:: WORK TO BE COMPLETED ::
Each line that contains the string "Marinara" counts once; report how many such lines appear in the data, as a number only.

:: AVAILABLE RECORDS ::
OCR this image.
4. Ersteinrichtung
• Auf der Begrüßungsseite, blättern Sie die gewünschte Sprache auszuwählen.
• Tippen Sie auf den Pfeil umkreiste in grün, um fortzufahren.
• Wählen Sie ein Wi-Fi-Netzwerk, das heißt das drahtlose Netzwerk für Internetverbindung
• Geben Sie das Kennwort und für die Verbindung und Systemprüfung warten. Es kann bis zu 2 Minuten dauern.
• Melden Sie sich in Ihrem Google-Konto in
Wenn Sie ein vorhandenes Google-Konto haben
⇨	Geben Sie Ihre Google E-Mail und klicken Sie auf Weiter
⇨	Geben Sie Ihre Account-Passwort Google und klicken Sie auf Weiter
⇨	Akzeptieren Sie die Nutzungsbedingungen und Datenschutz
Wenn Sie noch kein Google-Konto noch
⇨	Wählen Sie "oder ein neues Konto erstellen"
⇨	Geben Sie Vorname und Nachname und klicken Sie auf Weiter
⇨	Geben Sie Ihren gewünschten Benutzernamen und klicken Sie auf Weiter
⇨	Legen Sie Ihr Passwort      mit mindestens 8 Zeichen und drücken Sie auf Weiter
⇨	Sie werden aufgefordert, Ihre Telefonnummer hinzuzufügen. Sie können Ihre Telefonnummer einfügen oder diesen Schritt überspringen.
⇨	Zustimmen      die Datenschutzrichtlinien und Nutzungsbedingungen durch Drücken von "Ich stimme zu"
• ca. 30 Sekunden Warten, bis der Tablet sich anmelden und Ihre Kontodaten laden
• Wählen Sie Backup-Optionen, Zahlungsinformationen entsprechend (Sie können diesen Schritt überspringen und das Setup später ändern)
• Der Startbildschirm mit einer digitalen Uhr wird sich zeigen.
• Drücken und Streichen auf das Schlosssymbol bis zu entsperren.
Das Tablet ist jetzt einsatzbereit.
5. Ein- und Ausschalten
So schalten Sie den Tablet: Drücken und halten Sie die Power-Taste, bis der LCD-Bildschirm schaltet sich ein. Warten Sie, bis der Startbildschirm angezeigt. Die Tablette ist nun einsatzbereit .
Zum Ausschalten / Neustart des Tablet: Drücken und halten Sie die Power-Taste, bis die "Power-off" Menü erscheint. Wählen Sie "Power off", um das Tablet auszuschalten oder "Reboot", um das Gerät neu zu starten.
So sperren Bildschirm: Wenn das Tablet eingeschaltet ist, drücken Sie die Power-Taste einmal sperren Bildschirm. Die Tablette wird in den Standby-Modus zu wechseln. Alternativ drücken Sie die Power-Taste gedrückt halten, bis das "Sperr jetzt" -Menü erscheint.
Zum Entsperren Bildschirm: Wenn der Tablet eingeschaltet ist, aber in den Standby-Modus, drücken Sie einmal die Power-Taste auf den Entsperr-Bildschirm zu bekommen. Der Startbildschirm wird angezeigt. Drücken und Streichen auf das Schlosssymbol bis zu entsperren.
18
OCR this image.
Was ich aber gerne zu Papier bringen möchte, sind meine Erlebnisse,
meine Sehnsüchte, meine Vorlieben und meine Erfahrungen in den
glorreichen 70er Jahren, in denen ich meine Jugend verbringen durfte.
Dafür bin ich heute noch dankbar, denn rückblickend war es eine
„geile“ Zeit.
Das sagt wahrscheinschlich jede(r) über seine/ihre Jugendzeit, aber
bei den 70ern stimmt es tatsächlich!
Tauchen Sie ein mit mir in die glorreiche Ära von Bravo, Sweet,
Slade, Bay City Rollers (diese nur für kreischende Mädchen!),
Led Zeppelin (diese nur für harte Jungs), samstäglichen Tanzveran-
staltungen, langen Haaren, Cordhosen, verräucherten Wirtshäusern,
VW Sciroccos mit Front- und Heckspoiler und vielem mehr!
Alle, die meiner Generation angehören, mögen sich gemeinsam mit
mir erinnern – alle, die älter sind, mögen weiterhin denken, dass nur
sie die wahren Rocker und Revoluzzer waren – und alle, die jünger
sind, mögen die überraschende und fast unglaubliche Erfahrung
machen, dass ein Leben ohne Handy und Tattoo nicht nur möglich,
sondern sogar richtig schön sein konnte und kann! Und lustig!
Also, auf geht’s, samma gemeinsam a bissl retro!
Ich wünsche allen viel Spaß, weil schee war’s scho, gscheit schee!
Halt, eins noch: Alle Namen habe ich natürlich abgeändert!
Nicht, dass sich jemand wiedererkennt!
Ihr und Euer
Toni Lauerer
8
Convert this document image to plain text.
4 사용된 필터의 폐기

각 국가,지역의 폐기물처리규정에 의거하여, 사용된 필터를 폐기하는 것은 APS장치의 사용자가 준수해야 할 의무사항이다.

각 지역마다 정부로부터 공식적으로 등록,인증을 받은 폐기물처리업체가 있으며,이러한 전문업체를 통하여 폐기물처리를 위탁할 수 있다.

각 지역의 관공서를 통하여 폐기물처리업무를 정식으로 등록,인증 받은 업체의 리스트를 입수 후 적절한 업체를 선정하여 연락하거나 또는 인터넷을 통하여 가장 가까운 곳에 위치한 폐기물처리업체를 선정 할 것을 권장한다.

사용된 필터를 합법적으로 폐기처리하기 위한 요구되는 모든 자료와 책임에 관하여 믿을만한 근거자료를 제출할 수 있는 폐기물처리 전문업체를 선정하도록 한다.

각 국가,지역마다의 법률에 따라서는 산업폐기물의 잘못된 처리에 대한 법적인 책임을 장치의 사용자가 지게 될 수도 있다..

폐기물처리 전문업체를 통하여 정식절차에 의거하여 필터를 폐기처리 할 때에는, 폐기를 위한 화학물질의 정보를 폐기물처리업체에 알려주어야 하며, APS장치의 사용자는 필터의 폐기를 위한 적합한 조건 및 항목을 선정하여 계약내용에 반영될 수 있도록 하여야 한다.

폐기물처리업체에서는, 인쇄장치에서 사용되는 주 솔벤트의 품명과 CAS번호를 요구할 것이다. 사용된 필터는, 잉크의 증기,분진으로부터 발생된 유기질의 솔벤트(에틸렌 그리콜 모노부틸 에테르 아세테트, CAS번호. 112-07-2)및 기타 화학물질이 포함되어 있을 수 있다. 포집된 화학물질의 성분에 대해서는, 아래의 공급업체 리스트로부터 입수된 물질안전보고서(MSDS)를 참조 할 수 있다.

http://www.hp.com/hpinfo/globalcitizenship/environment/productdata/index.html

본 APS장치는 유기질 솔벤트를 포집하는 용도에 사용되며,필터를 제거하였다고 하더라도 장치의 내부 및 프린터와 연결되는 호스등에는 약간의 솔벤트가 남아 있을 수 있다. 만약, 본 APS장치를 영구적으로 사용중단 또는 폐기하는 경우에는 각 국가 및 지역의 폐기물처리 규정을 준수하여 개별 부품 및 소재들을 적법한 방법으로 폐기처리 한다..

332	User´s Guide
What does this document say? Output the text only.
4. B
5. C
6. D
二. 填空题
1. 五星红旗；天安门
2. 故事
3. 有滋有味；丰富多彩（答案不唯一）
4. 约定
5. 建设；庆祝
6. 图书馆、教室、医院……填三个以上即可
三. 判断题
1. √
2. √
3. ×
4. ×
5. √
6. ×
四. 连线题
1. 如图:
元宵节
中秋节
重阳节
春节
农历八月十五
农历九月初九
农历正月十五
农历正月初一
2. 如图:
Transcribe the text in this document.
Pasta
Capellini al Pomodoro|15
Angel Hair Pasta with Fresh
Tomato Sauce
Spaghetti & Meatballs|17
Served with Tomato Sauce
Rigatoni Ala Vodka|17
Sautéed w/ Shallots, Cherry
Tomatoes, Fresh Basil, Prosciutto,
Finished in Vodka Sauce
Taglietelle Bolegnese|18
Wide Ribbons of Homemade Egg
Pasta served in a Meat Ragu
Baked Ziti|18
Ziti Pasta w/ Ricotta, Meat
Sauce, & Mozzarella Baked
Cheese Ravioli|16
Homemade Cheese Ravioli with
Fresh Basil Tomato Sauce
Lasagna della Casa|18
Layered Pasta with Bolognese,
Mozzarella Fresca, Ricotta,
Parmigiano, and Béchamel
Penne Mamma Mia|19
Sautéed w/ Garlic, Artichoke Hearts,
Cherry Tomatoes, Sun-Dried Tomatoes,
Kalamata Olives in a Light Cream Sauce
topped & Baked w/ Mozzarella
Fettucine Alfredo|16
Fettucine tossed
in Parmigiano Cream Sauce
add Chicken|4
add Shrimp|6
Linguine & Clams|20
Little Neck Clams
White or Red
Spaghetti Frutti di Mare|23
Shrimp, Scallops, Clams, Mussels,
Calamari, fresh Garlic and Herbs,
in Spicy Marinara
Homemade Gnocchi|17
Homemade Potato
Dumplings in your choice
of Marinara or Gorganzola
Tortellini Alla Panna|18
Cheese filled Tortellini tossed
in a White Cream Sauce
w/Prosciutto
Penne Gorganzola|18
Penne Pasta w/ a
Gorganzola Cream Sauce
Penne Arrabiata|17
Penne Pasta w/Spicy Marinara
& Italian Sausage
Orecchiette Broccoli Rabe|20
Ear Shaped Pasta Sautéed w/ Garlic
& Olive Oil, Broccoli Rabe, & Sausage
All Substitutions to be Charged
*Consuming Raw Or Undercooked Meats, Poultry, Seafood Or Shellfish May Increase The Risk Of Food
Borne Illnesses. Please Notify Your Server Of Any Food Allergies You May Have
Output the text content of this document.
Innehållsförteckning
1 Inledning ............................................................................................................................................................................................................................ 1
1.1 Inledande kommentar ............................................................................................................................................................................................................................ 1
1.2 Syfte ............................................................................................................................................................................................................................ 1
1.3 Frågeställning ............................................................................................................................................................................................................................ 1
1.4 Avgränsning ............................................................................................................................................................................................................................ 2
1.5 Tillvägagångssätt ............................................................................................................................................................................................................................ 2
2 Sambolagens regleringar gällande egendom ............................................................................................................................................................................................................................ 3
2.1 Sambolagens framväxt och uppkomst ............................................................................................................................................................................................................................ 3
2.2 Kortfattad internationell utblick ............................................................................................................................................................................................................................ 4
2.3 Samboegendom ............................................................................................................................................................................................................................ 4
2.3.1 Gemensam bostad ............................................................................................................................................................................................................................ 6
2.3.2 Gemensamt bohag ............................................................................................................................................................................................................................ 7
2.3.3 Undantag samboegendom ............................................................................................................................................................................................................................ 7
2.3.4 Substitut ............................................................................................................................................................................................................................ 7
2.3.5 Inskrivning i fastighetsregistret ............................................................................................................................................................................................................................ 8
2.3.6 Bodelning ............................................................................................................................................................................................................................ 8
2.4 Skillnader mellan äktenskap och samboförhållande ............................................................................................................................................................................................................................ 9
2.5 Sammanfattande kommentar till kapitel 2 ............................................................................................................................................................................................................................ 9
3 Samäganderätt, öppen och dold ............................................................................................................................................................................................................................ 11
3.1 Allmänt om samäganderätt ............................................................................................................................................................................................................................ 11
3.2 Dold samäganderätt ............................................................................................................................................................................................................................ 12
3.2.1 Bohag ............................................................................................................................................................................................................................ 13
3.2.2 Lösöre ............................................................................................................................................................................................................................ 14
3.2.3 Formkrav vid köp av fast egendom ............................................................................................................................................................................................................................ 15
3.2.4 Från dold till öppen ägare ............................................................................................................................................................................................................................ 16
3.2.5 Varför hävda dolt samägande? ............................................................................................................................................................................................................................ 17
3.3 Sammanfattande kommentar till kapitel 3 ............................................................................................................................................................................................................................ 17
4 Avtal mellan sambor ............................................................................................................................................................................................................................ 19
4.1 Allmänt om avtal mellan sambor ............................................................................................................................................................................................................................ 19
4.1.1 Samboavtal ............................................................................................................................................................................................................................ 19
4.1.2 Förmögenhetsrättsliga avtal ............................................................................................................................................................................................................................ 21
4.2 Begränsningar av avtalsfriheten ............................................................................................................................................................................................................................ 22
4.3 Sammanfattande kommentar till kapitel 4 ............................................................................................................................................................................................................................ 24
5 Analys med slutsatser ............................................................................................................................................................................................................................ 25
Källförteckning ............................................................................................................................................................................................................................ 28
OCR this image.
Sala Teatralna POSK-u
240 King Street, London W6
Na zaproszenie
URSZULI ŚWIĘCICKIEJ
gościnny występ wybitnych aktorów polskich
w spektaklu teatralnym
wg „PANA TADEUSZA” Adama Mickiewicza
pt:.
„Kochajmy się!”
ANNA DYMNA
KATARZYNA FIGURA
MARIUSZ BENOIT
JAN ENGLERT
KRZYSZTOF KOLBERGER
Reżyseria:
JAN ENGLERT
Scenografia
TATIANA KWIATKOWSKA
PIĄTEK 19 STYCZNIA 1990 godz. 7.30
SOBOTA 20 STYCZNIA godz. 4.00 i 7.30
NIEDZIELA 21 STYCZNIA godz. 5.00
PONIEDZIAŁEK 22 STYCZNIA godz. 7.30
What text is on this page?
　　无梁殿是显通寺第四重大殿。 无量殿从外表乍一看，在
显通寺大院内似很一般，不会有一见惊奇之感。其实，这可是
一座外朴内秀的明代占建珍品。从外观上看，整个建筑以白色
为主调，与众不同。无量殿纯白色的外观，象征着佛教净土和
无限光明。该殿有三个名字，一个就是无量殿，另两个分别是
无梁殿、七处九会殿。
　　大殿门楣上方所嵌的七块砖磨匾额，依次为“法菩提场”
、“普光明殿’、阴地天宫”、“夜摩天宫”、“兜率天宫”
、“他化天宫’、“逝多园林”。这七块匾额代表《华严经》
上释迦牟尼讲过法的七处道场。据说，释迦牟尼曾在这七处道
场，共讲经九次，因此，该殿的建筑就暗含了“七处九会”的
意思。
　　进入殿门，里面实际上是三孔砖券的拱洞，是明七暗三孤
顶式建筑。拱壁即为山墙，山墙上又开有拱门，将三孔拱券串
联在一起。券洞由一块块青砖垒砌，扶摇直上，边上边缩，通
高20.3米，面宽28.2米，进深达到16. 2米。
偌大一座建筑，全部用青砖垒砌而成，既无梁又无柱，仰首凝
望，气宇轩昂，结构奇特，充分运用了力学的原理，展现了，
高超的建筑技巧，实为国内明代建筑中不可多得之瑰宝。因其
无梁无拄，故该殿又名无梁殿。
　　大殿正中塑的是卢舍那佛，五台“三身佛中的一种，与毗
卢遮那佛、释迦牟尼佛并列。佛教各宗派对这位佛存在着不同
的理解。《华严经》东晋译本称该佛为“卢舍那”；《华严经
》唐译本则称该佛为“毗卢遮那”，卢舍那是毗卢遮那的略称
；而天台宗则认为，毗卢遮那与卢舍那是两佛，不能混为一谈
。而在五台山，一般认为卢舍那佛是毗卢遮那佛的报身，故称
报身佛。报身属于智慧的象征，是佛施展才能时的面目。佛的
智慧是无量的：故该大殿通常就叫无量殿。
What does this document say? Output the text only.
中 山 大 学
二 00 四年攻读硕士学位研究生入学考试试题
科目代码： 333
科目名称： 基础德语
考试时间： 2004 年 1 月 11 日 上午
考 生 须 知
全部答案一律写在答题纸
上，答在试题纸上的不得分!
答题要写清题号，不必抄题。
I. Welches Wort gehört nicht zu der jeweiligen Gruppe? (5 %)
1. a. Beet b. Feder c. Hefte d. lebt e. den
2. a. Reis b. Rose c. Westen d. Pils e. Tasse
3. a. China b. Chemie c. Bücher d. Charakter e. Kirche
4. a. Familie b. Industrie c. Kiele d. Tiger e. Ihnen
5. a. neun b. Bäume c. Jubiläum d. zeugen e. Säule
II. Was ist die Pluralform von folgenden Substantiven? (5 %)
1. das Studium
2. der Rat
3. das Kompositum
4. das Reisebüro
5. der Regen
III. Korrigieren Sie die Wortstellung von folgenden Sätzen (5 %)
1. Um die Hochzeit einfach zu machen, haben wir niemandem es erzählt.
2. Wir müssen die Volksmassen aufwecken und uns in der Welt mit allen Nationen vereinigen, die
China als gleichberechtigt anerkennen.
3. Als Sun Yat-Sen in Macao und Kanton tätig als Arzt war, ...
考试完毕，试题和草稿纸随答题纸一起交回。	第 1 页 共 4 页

:: REPLY TO THE EXERCISE ::
3